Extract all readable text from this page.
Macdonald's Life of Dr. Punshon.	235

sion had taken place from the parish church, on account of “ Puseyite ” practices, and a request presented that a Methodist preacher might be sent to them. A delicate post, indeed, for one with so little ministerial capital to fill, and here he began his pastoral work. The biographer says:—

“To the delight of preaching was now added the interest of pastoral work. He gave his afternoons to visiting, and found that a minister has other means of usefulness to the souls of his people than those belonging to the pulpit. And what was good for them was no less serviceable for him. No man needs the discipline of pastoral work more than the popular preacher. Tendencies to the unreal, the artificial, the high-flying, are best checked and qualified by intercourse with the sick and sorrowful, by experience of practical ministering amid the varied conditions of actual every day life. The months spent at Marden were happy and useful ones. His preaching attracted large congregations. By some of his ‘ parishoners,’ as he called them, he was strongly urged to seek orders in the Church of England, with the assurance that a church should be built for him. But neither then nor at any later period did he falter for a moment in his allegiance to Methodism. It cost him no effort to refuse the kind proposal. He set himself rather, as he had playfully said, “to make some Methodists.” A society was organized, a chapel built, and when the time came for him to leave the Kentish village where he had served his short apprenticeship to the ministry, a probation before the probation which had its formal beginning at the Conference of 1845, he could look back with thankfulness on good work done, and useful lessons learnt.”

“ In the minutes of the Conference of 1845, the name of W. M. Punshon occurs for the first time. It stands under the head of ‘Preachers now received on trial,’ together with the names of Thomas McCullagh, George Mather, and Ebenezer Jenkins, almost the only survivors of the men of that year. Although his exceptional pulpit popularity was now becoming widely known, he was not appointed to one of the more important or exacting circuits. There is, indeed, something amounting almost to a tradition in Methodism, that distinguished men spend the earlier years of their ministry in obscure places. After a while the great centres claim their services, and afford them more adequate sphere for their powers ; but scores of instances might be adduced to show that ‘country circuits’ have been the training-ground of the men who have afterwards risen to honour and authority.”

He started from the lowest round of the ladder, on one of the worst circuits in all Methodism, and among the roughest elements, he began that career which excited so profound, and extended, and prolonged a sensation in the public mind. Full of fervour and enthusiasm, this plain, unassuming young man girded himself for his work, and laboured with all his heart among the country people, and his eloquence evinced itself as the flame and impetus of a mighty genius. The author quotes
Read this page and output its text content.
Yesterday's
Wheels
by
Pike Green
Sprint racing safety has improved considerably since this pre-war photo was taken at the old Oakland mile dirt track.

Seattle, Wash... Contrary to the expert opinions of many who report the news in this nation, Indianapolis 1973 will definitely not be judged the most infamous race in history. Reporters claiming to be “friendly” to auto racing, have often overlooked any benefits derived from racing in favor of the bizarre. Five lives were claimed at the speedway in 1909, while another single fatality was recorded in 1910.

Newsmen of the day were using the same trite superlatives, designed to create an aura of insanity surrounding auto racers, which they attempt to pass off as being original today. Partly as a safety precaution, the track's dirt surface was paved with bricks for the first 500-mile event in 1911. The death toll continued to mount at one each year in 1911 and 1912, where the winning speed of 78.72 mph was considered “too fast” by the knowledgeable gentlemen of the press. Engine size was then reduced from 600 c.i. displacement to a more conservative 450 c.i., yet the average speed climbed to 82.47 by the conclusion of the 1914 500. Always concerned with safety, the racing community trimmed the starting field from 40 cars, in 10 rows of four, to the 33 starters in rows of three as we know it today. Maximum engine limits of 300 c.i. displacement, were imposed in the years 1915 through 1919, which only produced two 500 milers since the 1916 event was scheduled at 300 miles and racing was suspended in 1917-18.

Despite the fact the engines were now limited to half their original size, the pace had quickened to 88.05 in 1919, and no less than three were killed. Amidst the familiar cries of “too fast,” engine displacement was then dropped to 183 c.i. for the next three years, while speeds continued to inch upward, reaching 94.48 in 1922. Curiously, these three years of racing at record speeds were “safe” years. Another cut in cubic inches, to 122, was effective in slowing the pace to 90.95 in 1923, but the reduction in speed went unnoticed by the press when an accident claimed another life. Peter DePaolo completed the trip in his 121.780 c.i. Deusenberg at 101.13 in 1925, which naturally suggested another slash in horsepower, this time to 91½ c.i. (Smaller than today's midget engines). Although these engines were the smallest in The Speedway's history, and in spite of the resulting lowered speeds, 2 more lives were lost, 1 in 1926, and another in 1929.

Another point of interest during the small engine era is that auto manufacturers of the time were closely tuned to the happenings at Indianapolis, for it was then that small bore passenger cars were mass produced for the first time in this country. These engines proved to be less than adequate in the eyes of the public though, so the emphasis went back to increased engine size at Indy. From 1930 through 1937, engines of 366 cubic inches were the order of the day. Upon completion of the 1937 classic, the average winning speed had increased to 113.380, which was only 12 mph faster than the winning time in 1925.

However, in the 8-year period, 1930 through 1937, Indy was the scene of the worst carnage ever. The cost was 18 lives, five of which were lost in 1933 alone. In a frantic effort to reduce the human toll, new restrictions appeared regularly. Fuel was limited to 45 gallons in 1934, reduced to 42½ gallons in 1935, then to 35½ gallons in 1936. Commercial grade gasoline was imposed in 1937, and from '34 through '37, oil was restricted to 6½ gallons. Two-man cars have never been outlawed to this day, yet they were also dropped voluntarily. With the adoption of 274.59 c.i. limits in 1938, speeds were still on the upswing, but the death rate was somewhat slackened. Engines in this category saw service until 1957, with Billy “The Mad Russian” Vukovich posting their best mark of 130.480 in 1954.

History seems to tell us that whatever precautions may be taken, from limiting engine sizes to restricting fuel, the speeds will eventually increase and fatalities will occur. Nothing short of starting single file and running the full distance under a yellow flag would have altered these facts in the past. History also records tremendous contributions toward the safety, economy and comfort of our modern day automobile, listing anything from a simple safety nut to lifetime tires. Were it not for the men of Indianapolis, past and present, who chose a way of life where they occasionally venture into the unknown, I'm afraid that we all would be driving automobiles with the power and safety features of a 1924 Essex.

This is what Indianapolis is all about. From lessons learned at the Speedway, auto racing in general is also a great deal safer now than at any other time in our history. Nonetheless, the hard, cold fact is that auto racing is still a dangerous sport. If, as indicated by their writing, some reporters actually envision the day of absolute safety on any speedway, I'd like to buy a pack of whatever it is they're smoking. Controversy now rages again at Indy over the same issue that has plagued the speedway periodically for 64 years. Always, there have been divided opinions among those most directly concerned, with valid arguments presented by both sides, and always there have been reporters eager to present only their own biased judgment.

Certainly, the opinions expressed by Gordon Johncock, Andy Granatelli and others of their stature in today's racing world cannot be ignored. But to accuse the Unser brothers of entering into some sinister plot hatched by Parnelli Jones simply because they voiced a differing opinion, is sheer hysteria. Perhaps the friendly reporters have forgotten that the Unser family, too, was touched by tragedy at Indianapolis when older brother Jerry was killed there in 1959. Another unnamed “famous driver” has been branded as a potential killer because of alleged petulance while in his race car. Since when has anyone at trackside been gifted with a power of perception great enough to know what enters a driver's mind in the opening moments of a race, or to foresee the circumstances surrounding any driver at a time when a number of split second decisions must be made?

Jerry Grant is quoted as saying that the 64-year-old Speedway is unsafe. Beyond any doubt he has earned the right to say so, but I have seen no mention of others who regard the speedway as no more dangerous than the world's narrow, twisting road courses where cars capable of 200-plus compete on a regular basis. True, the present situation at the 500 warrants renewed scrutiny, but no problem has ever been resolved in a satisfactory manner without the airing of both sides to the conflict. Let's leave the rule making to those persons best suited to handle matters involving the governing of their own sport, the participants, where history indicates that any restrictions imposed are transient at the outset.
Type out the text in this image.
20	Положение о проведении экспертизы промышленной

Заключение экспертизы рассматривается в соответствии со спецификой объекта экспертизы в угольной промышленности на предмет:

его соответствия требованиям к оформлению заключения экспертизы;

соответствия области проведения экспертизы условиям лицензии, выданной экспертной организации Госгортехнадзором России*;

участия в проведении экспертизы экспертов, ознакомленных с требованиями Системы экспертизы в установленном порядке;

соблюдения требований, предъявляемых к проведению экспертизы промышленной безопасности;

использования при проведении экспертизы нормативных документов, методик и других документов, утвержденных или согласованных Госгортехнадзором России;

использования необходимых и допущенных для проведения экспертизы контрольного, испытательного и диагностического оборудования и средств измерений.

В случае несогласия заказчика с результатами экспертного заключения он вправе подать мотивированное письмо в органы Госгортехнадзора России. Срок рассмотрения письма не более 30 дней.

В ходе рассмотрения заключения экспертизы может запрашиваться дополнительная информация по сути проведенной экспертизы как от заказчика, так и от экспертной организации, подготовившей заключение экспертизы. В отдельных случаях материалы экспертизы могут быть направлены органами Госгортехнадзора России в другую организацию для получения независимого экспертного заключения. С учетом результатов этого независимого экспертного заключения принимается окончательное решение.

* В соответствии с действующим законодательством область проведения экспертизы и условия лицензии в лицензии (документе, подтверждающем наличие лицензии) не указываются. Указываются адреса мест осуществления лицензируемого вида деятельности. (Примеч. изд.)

> Instructions to follow
Looking at the entries above, say how many lines contain the word "России". Only the number is wanted.

> Result for this task
4